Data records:
>> Start
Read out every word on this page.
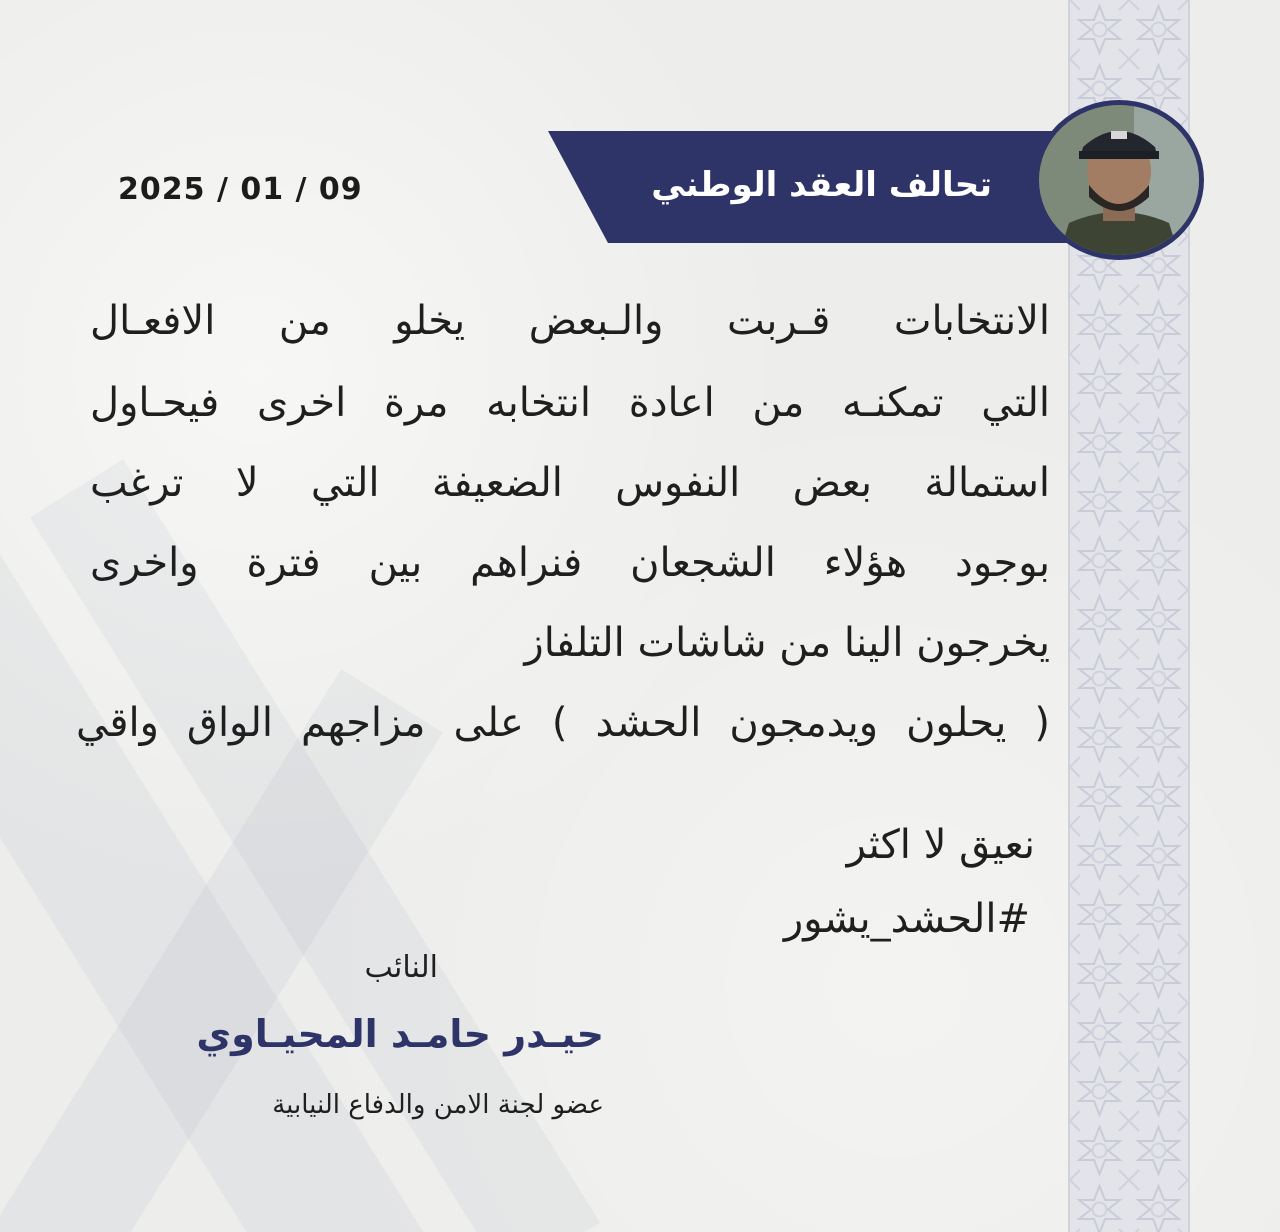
تحالف العقد الوطني
2025 / 01 / 09
الانتخابات قـربت والـبعض يخلو من الافعـال
التي تمكنـه من اعادة انتخابه مرة اخرى فيحـاول
استمالة بعض النفوس الضعيفة التي لا ترغب
بوجود هؤلاء الشجعان فنراهم بين فترة واخرى
يخرجون الينا من شاشات التلفاز
( يحلون ويدمجون الحشد ) على مزاجهم الواق واقي
نعيق لا اكثر
#الحشد_يشور
النائب
حيـدر حامـد المحيـاوي
عضو لجنة الامن والدفاع النيابية
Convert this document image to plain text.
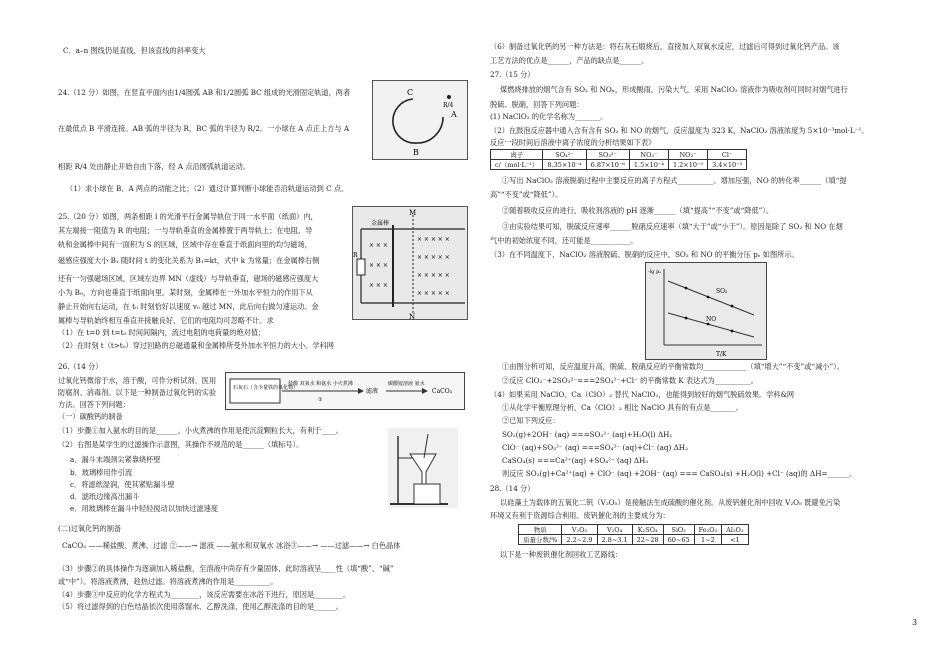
C．a–n 图线仍是直线，但该直线的斜率变大
24.（12 分）如图，在竖直平面内由1/4圆弧 AB 和1/2圆弧 BC 组成的光滑固定轨道，两者
在最低点 B 平滑连接。AB 弧的半径为 R，BC 弧的半径为 R/2。一小球在 A 点正上方与 A
相距 R/4 处由静止开始自由下落，经 A 点沿圆弧轨道运动。
（1）求小球在 B、A 两点的动能之比；（2）通过计算判断小球能否沿轨道运动到 C 点。
25.（20 分）如图，两条相距 l 的光滑平行金属导轨位于同一水平面（纸面）内，
其左端接一阻值为 R 的电阻；一与导轨垂直的金属棒置于两导轨上；在电阻、导
轨和金属棒中间有一面积为 S 的区域，区域中存在垂直于纸面向里的均匀磁场，
磁感应强度大小 B₁ 随时间 t 的变化关系为 B₁=kt，式中 k 为常量；在金属棒右侧
还有一匀强磁场区域，区域左边界 MN（虚线）与导轨垂直，磁场的磁感应强度大
小为 B₀，方向也垂直于纸面向里。某时刻，金属棒在一外加水平恒力的作用下从
静止开始向右运动，在 t₀ 时刻恰好以速度 v₀ 越过 MN，此后向右做匀速运动。金
属棒与导轨始终相互垂直并接触良好，它们的电阻均可忽略不计。求
（1）在 t=0 到 t=t₀ 时间间隔内，流过电阻的电荷量的绝对值；
（2）在时刻 t（t>t₀）穿过回路的总磁通量和金属棒所受外加水平恒力的大小。学科网
26.（14 分）
过氧化钙微溶于水，溶于酸，可作分析试剂、医用
防腐剂、消毒剂。以下是一种制备过氧化钙的实验
方法。回答下列问题：
（一）碳酸钙的制备
（1）步骤①加入氨水的目的是______。小火煮沸的作用是使沉淀颗粒长大，有利于____。
（2）右图是某学生的过滤操作示意图，其操作不规范的是______（填标号）。
a．漏斗末端颈尖紧靠烧杯壁
b．玻璃棒用作引流
c．将滤纸湿润，使其紧贴漏斗壁
d．滤纸边缘高出漏斗
e．用玻璃棒在漏斗中轻轻搅动以加快过滤速度
(二)过氧化钙的制备
CaCO₃ ——稀盐酸、煮沸、过滤 ②——→ 滤液 ——氨水和双氧水 冰浴③——→ ——过滤——→ 白色晶体
（3）步骤②的具体操作为逐滴加入稀盐酸，至溶液中尚存有少量固体，此时溶液呈____性（填“酸”、“碱”
或“中”）。将溶液煮沸，趁热过滤。将溶液煮沸的作用是__________。
（4）步骤③中反应的化学方程式为________，该反应需要在冰浴下进行，原因是________。
（5）将过滤得到的白色结晶依次使用蒸馏水、乙醇洗涤，使用乙醇洗涤的目的是______。
C
A
B
R/4
× × ×
× × ×
× × ×
× × × × ×
× × × × ×
× × × × ×
× × × × ×
M
N
金属棒
R
石灰石（含少量铁的氧化物）
盐酸 双氧水 和氨水 小火煮沸
①
滤液
碳酸铵溶液 氨水
CaCO₃
（6）制备过氧化钙的另一种方法是：将石灰石煅烧后，直接加入双氧水反应，过滤后可得到过氧化钙产品。该
工艺方法的优点是______，产品的缺点是______。
27.（15 分）
煤燃烧排放的烟气含有 SO₂ 和 NOₓ，形成酸雨、污染大气，采用 NaClO₂ 溶液作为吸收剂可同时对烟气进行
脱硫、脱硝，回答下列问题：
(1) NaClO₂ 的化学名称为_______。
（2）在鼓泡反应器中通入含有含有 SO₂ 和 NO 的烟气，反应温度为 323 K，NaClO₂ 溶液浓度为 5×10⁻³mol·L⁻¹。
反应一段时间后溶液中离子浓度的分析结果如下表》
①写出 NaClO₂ 溶液脱硝过程中主要反应的离子方程式__________。增加压强，NO 的转化率______（填“提
高”“不变”或“降低”）。
②随着吸收反应的进行，吸收剂溶液的 pH 逐渐______（填“提高”“不变”或“降低”）。
③由实验结果可知，脱硫反应速率______脱硝反应速率（填“大于”或“小于”）。原因是除了 SO₂ 和 NO 在烟
气中的初始浓度不同，还可能是___________。
（3）在不同温度下，NaClO₂ 溶液脱硫、脱硝的反应中，SO₂ 和 NO 的平衡分压 pₑ 如图所示。
①由图分析可知，反应温度升高，脱硫、脱硝反应的平衡常数均____________（填“增大”“不变”或“减小”）。
②反应 ClO₂⁻+2SO₃²⁻===2SO₄²⁻+Cl⁻ 的平衡常数 K 表达式为__________。
（4）如果采用 NaClO、Ca（ClO）₂ 替代 NaClO₂，也能得到较好的烟气脱硫效果。学科&网
①从化学平衡原理分析，Ca（ClO）₂ 相比 NaClO 具有的有点是_______。
②已知下列反应：
SO₂(g)+2OH⁻ (aq) ===SO₃²⁻ (aq)+H₂O(l) ΔH₁
ClO⁻ (aq)+SO₃²⁻ (aq) ===SO₄²⁻ (aq)+Cl⁻ (aq) ΔH₂
CaSO₄(s) ===Ca²⁺(aq) +SO₄²⁻ (aq) ΔH₃
则反应 SO₂(g)+Ca²⁺(aq) + ClO⁻ (aq) +2OH⁻ (aq) === CaSO₄(s) +H₂O(l) +Cl⁻ (aq)的 ΔH=______。
28.（14 分）
以硅藻土为载体的五氧化二钒（V₂O₅）是接触法生成硫酸的催化剂。从废钒催化剂中回收 V₂O₅ 既避免污染
环境又有利于资源综合利用。废钒催化剂的主要成分为：
以下是一种废钒催化剂回收工艺路线：
离子	SO₄²⁻	SO₃²⁻	NO₃⁻	NO₂⁻	Cl⁻
c/（mol·L⁻¹）	8.35×10⁻⁴	6.87×10⁻⁶	1.5×10⁻⁴	1.2×10⁻⁵	3.4×10⁻³
SO₂
NO
T/K
-lg pₑ
物质	V₂O₅	V₂O₄	K₂SO₄	SiO₂	Fe₂O₃	Al₂O₃
质量分数/%	2.2~2.9	2.8~3.1	22~28	60~65	1~2	<1
3
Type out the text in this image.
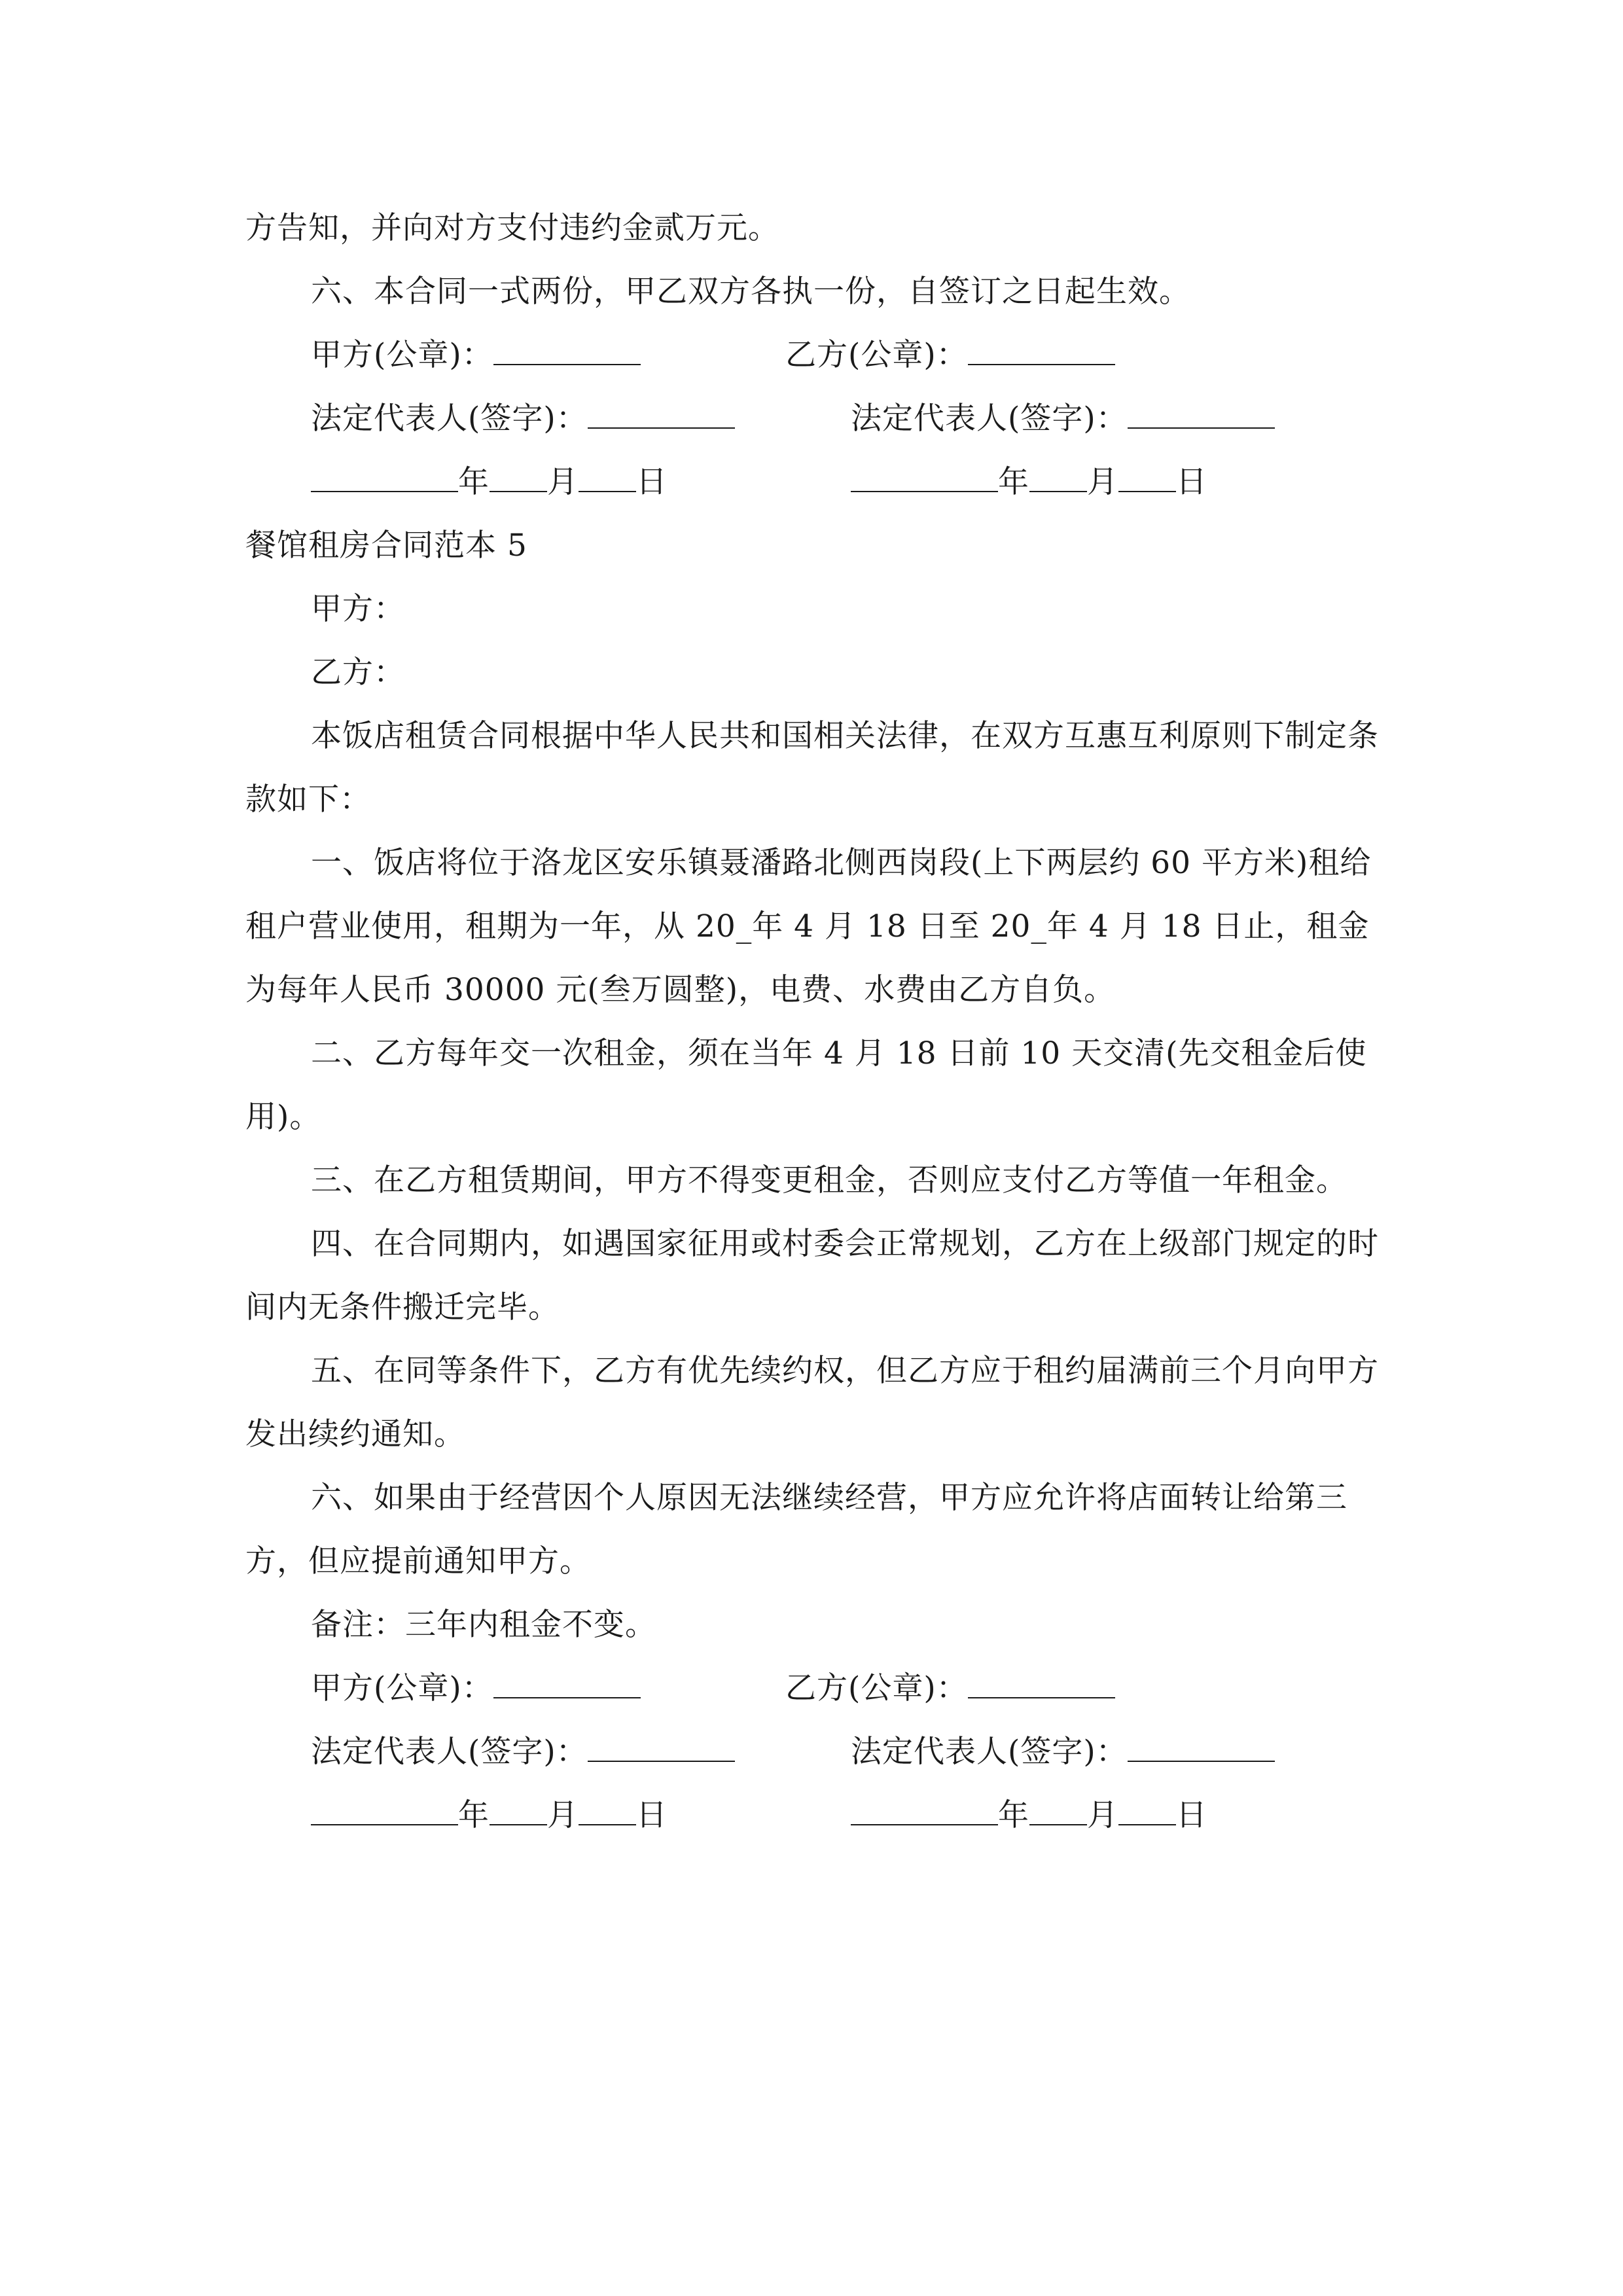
方告知，并向对方支付违约金贰万元。

六、本合同一式两份，甲乙双方各执一份，自签订之日起生效。

甲方(公章)：	乙方(公章)：
法定代表人(签字)：	法定代表人(签字)：
年 月 日	年 月 日

餐馆租房合同范本 5

甲方：

乙方：

本饭店租赁合同根据中华人民共和国相关法律，在双方互惠互利原则下制定条款如下：

一、饭店将位于洛龙区安乐镇聂潘路北侧西岗段(上下两层约 60 平方米)租给租户营业使用，租期为一年，从 20_年 4 月 18 日至 20_年 4 月 18 日止，租金为每年人民币 30000 元(叁万圆整)，电费、水费由乙方自负。

二、乙方每年交一次租金，须在当年 4 月 18 日前 10 天交清(先交租金后使用)。

三、在乙方租赁期间，甲方不得变更租金，否则应支付乙方等值一年租金。

四、在合同期内，如遇国家征用或村委会正常规划，乙方在上级部门规定的时间内无条件搬迁完毕。

五、在同等条件下，乙方有优先续约权，但乙方应于租约届满前三个月向甲方发出续约通知。

六、如果由于经营因个人原因无法继续经营，甲方应允许将店面转让给第三方，但应提前通知甲方。

备注：三年内租金不变。

甲方(公章)：	乙方(公章)：
法定代表人(签字)：	法定代表人(签字)：
年 月 日	年 月 日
>> End
Look through the records and gather each line with the word "NaClO₂".

煤燃烧排放的烟气含有 SO₂ 和 NOₓ，形成酸雨、污染大气，采用 NaClO₂ 溶液作为吸收剂可同时对烟气进行
(1) NaClO₂ 的化学名称为_______。
（2）在鼓泡反应器中通入含有含有 SO₂ 和 NO 的烟气，反应温度为 323 K，NaClO₂ 溶液浓度为 5×10⁻³mol·L⁻¹。
①写出 NaClO₂ 溶液脱硝过程中主要反应的离子方程式__________。增加压强，NO 的转化率______（填“提
（3）在不同温度下，NaClO₂ 溶液脱硫、脱硝的反应中，SO₂ 和 NO 的平衡分压 pₑ 如图所示。
（4）如果采用 NaClO、Ca（ClO）₂ 替代 NaClO₂，也能得到较好的烟气脱硫效果。学科&网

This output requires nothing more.